## SELECTED PASSAGE
Reel also expressed her frustration to her friend Gertrude , county superintendent in Saratoga. “I wish we could all go out and join your sister in California. The Legislature is upon us. Just think, 40 days of constant worry and annoyance…”72 In a later letter to Huntington, Reel responded to her complaints over trouble in straightening out the district’s finances by saying “I am very sorry that you are troubled so much but you know that I have ‘gone gray’ in this kind of business.”73
Reel’s public duties took precedence from her private life. It was the end of May before Reel found time to thank her friend Zoe Grigsby of Pittsfield, Illinois, (Reel’s hometown) for a Christmas gift she had received. Reel apologized for not visiting even though she had been in Chicago the month before on business of the Board of Charities and Reform: “I am so busy all the time, that I never have a moment for private affairs.”74
Much of her political support came from the fact that she was not married. Many voters believed that, with no family life, her public career would not be hindered and, apparently, she shared this view. This did not mean that Reel was content with this aspect of her life, however. Scattered among her scrapbooks are love poems, romantic stories, articles on skin care and beauty techniques, and many references to marriage. Some of her correspondence reveals that she was interested in marriage. In a revealing postscript to a letter to her former political opponent A. J. Matthews, Reel wrote: “If you know of any eligible bachelors, widowers, ‘or most any old thing,’ please keep us on your list, as we are a candidate for matrimony on the anxious seat.” While this may have been a reference to the rumors circulating during her campaign that she planned on marrying Matthews depending on the election results, it nevertheless shows that the subject of marriage was on her mind. A later letter to Matthews, which unfortunately is partly illegible, brings up the subject again, jokingly referring to the “matrimonial bureau” and noting that she believed she was “an impossible case.”75
A Magnet for Suffragettes
Throughout her term as Superintendent of Public Instruction, Reel was a focal point for the women’s suffrage movement. Though it was an unavoidable position, it seems that Reel was reluctant in this role, and was even annoyed at the attention she received as the one of the most prominent women in public service. In a letter to a friend, she expressed her frustration: “Besides the ordinary business letters about which, of course, there can be no complaint, it seems to me that every crank in the country writes to get my opinion on Woman Suffrage, Life Insurance, Higher Education, or some like subject.”76 However, in her public correspondence she cordially answered all questions that arrived from around the country concerning the consequences and benefits of women’s suffrage.
Her reluctance as a mouthpiece for the women’s movement does not mean that Reel was uninterested in the topic of woman’s equality. For instance, Reel wrote to Mrs. Thomas Orchard of Ogden, Utah, asking for her opinion of the practicality of woman’s suffrage there: “Would it be an aid to the women of the state as it is to us in Wyoming? Would it have a tendency to elevate politics? Would it help Utah or retard its growth?”77 These questions suggest that Reel was privately unsure of the benefits of universal suffrage, though the newspaper articles she wrote on the topic are emphatically supportive of it.

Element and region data
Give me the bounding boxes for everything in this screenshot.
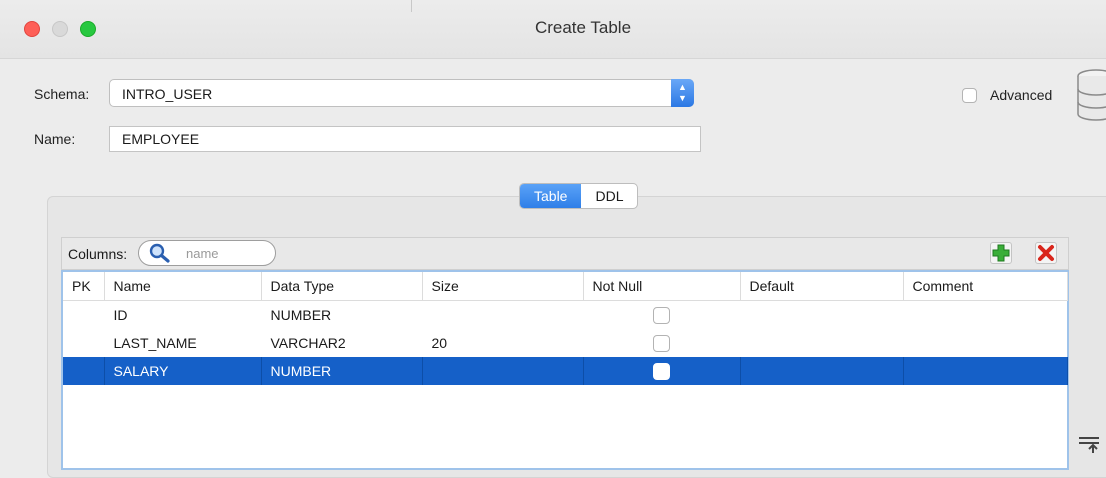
tab-ddl[interactable]: DDL <box>581 184 637 208</box>
window-title: Create Table <box>534 18 632 37</box>
cell-size[interactable] <box>422 301 583 330</box>
column-search-input[interactable]: name <box>138 240 276 266</box>
cell-pk[interactable] <box>63 329 104 357</box>
add-column-icon <box>992 244 1010 262</box>
columns-toolbar: Columns: name <box>61 237 1069 270</box>
cell-data-type[interactable]: NUMBER <box>261 357 423 385</box>
columns-grid: PK Name Data Type Size Not Null Default … <box>61 270 1069 470</box>
header-comment[interactable]: Comment <box>903 272 1068 301</box>
header-name[interactable]: Name <box>104 272 262 301</box>
cell-pk[interactable] <box>63 301 104 330</box>
table-row[interactable]: ID NUMBER <box>63 301 1067 330</box>
cell-name[interactable]: ID <box>104 301 261 330</box>
cell-data-type[interactable]: NUMBER <box>261 301 422 330</box>
table-name-value: EMPLOYEE <box>122 131 200 147</box>
header-pk[interactable]: PK <box>63 272 105 301</box>
columns-table: PK Name Data Type Size Not Null Default … <box>63 272 1068 385</box>
columns-label: Columns: <box>68 246 128 262</box>
cell-name[interactable]: LAST_NAME <box>104 329 261 357</box>
header-data-type[interactable]: Data Type <box>261 272 423 301</box>
not-null-checkbox[interactable] <box>653 362 670 380</box>
sort-icon[interactable] <box>1077 433 1101 453</box>
delete-column-icon <box>1038 245 1054 261</box>
advanced-label: Advanced <box>990 87 1053 103</box>
title-divider <box>411 0 412 12</box>
cell-default[interactable] <box>740 357 904 385</box>
schema-value: INTRO_USER <box>122 86 213 102</box>
cell-not-null <box>583 329 740 357</box>
table-header-row: PK Name Data Type Size Not Null Default … <box>63 272 1068 301</box>
title-bar: Create Table <box>0 0 1106 59</box>
search-placeholder: name <box>186 246 219 261</box>
cell-name[interactable]: SALARY <box>104 357 262 385</box>
database-icon <box>1077 69 1106 121</box>
schema-select[interactable]: INTRO_USER ▲ ▼ <box>109 79 694 107</box>
not-null-checkbox[interactable] <box>653 306 670 324</box>
table-row-selected[interactable]: SALARY NUMBER <box>63 357 1068 385</box>
delete-column-button[interactable] <box>1035 242 1057 264</box>
cell-comment[interactable] <box>903 301 1067 330</box>
cell-pk[interactable] <box>63 357 105 385</box>
schema-label: Schema: <box>34 86 90 102</box>
cell-default[interactable] <box>740 329 903 357</box>
cell-size[interactable]: 20 <box>422 329 583 357</box>
cell-size[interactable] <box>422 357 584 385</box>
name-label: Name: <box>34 131 76 147</box>
view-tabs: Table DDL <box>519 183 639 209</box>
search-icon <box>149 243 170 263</box>
table-name-input[interactable]: EMPLOYEE <box>109 126 701 152</box>
header-default[interactable]: Default <box>740 272 904 301</box>
cell-comment[interactable] <box>903 329 1067 357</box>
header-not-null[interactable]: Not Null <box>583 272 741 301</box>
cell-comment[interactable] <box>903 357 1068 385</box>
add-column-button[interactable] <box>990 242 1012 264</box>
schema-dropdown-stepper[interactable]: ▲ ▼ <box>671 79 694 107</box>
not-null-checkbox[interactable] <box>653 334 670 352</box>
header-size[interactable]: Size <box>422 272 584 301</box>
cell-not-null <box>583 357 741 385</box>
cell-default[interactable] <box>740 301 903 330</box>
tab-table[interactable]: Table <box>520 184 582 208</box>
cell-data-type[interactable]: VARCHAR2 <box>261 329 422 357</box>
cell-not-null <box>583 301 740 330</box>
advanced-checkbox[interactable] <box>962 88 977 103</box>
table-row[interactable]: LAST_NAME VARCHAR2 20 <box>63 329 1067 357</box>
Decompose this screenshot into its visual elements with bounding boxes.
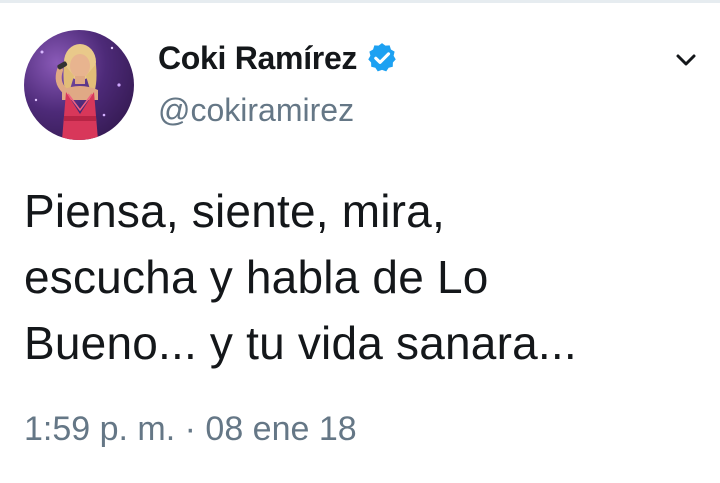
chevron-down-icon[interactable]: [670, 44, 702, 76]
divider: [0, 0, 720, 3]
profile-photo-singer-icon: [34, 44, 121, 140]
tweet-text: Piensa, siente, mira, escucha y habla de…: [24, 185, 577, 369]
display-name[interactable]: Coki Ramírez: [158, 40, 357, 77]
tweet-card: Coki Ramírez @cokiramirez Piensa, siente…: [0, 0, 720, 483]
verified-badge-icon: [368, 43, 396, 72]
tweet-timestamp[interactable]: 1:59 p. m. · 08 ene 18: [24, 410, 357, 449]
author-row: Coki Ramírez: [158, 36, 399, 80]
user-handle[interactable]: @cokiramirez: [158, 92, 354, 129]
avatar[interactable]: [24, 30, 134, 140]
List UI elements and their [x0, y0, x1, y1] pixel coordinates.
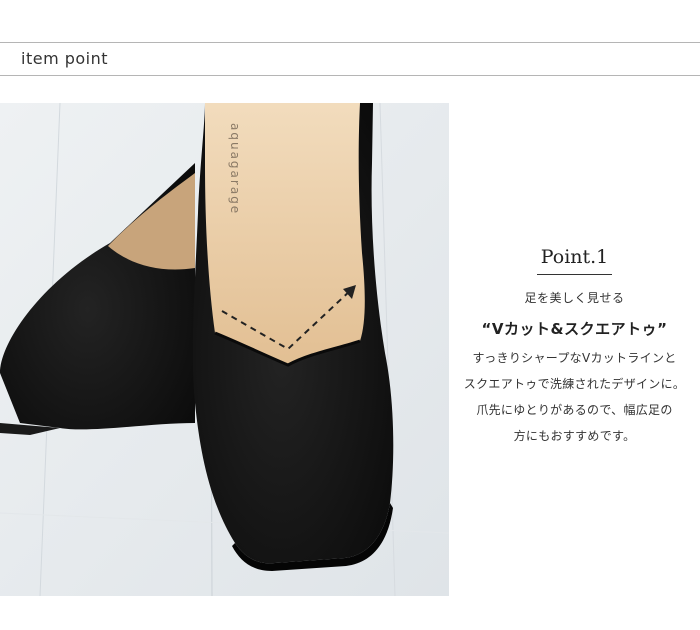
product-photo: aquagarage — [0, 103, 449, 596]
point-body-line: スクエアトゥで洗練されたデザインに。 — [463, 377, 686, 391]
shoe-photo-illustration — [0, 103, 449, 596]
section-header: item point — [0, 42, 700, 76]
point-body-line: 方にもおすすめです。 — [513, 429, 636, 443]
point-headline: “Vカット&スクエアトゥ” — [481, 320, 668, 338]
point-body-line: すっきりシャープなVカットラインと — [472, 351, 677, 365]
point-title: Point.1 — [536, 246, 613, 275]
brand-mark: aquagarage — [228, 123, 242, 216]
point-description: Point.1 足を美しく見せる “Vカット&スクエアトゥ” すっきりシャープな… — [449, 240, 700, 449]
section-title: item point — [21, 49, 109, 68]
point-body: すっきりシャープなVカットラインと スクエアトゥで洗練されたデザインに。 爪先に… — [449, 345, 700, 449]
point-body-line: 爪先にゆとりがあるので、幅広足の — [476, 403, 673, 417]
point-subtitle: 足を美しく見せる — [524, 291, 625, 305]
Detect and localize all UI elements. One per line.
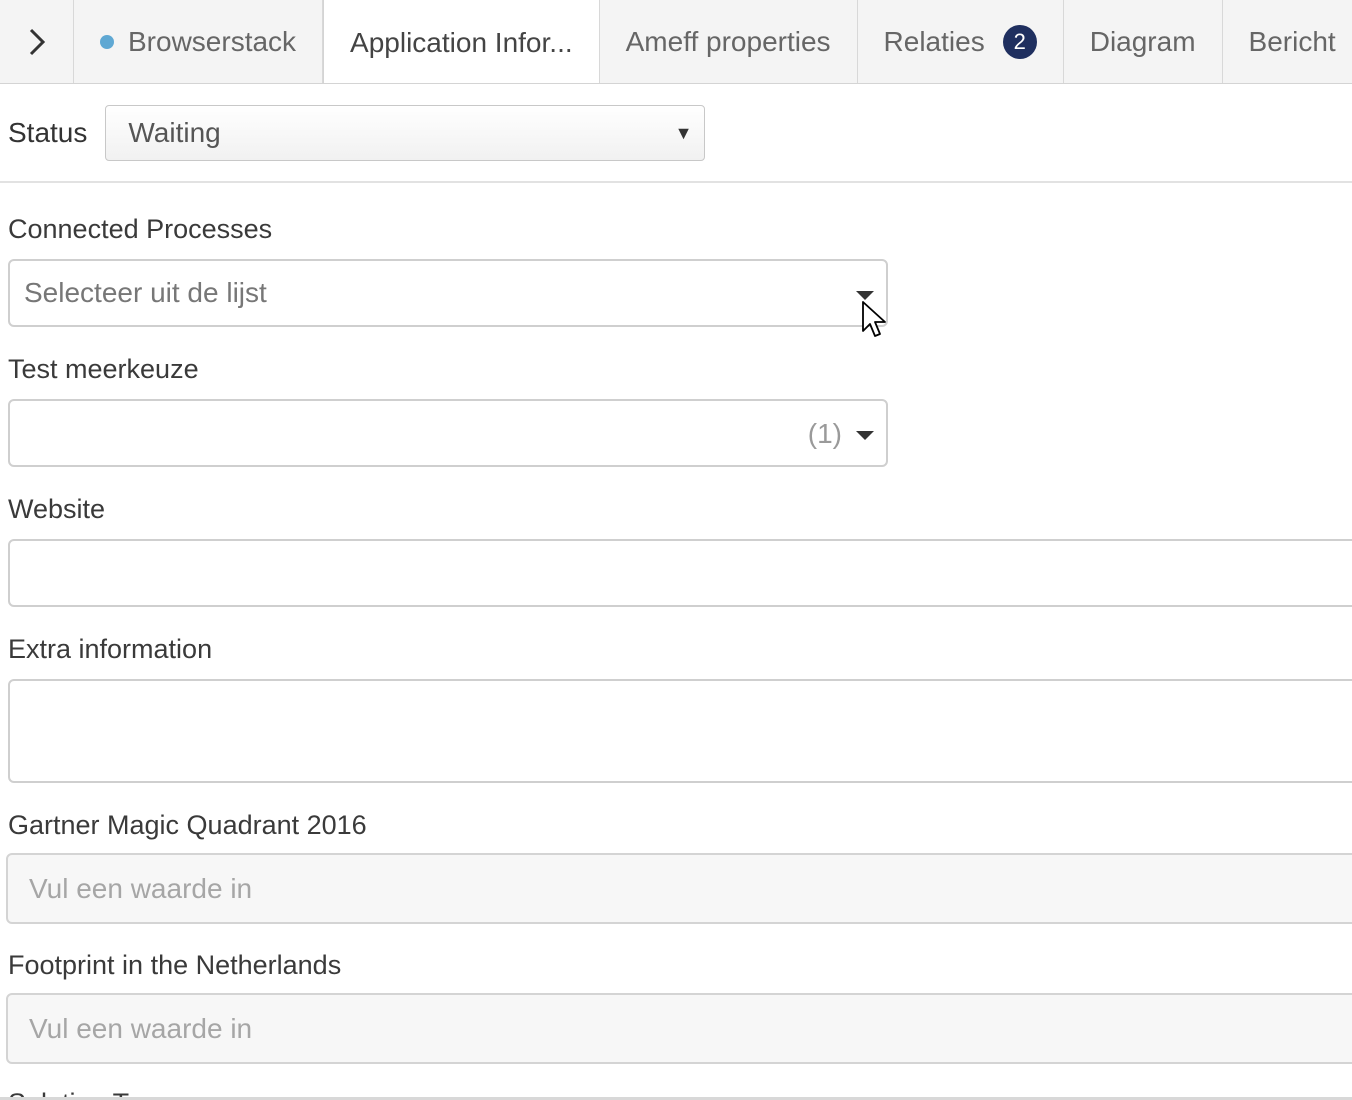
gartner-label: Gartner Magic Quadrant 2016	[8, 810, 367, 840]
tab-label: Diagram	[1089, 25, 1196, 57]
footprint-placeholder: Vul een waarde in	[29, 1012, 253, 1044]
status-row: Status Waiting ▼	[8, 105, 706, 161]
connected-processes-placeholder: Selecteer uit de lijst	[24, 277, 267, 308]
selected-count: (1)	[807, 418, 842, 449]
tab-label: Application Infor...	[350, 26, 573, 58]
mouse-pointer-icon	[862, 301, 886, 337]
footprint-input[interactable]: Vul een waarde in	[6, 993, 1352, 1064]
status-value: Waiting	[128, 117, 221, 148]
caret-down-icon	[856, 291, 874, 300]
tab-relaties[interactable]: Relaties 2	[858, 0, 1064, 83]
caret-down-icon	[856, 431, 874, 440]
gartner-placeholder: Vul een waarde in	[29, 872, 253, 904]
test-meerkeuze-label: Test meerkeuze	[8, 354, 199, 384]
gartner-input[interactable]: Vul een waarde in	[6, 853, 1352, 924]
status-label: Status	[8, 117, 88, 148]
footprint-label: Footprint in the Netherlands	[8, 950, 342, 980]
relaties-count-badge: 2	[1002, 24, 1037, 59]
tab-ameff-properties[interactable]: Ameff properties	[600, 0, 858, 83]
tab-bericht[interactable]: Bericht	[1223, 0, 1352, 83]
caret-down-icon: ▼	[674, 123, 693, 143]
tab-bar: Browserstack Application Infor... Ameff …	[0, 0, 1352, 84]
chevron-right-icon	[29, 28, 45, 55]
tab-label: Ameff properties	[625, 25, 831, 57]
tab-browserstack[interactable]: Browserstack	[74, 0, 324, 83]
website-input[interactable]	[8, 539, 1352, 607]
divider	[0, 181, 1352, 183]
status-dot-icon	[100, 34, 114, 49]
extra-information-textarea[interactable]	[8, 679, 1352, 783]
status-select[interactable]: Waiting ▼	[105, 105, 706, 161]
website-label: Website	[8, 494, 106, 524]
tab-diagram[interactable]: Diagram	[1064, 0, 1223, 83]
application-information-page: Browserstack Application Infor... Ameff …	[0, 0, 1352, 1100]
connected-processes-label: Connected Processes	[8, 214, 273, 244]
test-meerkeuze-select[interactable]: (1)	[8, 399, 888, 467]
connected-processes-select[interactable]: Selecteer uit de lijst	[8, 259, 888, 327]
tab-label: Relaties	[883, 25, 985, 57]
expand-panel-button[interactable]	[0, 0, 74, 83]
extra-information-label: Extra information	[8, 634, 213, 664]
tab-application-information[interactable]: Application Infor...	[323, 0, 600, 83]
tab-label: Bericht	[1248, 25, 1336, 57]
tab-label: Browserstack	[128, 25, 297, 57]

## THE TASKS
- 1) Based on the passage on Reel, state whether each statement below agrees with the text, answering yes or no and quoting the exact words of the text that decide it: (a) Reel thanked Zoe Grigsby for a Christmas gift at the end of May. (b) The newspaper articles Reel wrote on woman suffrage opposed it. (c) Reel wrote to Mrs. Thomas Orchard of Ogden, Utah, about woman's suffrage there.
- 2) From the passage on Reel, reproduce the portion between "Her reluctance as" and "supportive of it.", inclusive, renaming "Mrs. Thomas Orchard" as "her correspondent".

## RESPONSES FOR EACH TASK
- 1)
(a) Yes: "It was the end of May before Reel found time to thank her friend Zoe Grigsby of Pittsfield, Illinois, (Reel’s hometown) for a Christmas gift she had received."
(b) No: "the newspaper articles she wrote on the topic are emphatically supportive of it."
(c) Yes: "Reel wrote to Mrs. Thomas Orchard of Ogden, Utah, asking for her opinion of the practicality of woman’s suffrage there"

- 2)
Her reluctance as a mouthpiece for the women’s movement does not mean that Reel was uninterested in the topic of woman’s equality. For instance, Reel wrote to her correspondent of Ogden, Utah, asking for her opinion of the practicality of woman’s suffrage there: “Would it be an aid to the women of the state as it is to us in Wyoming? Would it have a tendency to elevate politics? Would it help Utah or retard its growth?”77 These questions suggest that Reel was privately unsure of the benefits of universal suffrage, though the newspaper articles she wrote on the topic are emphatically supportive of it.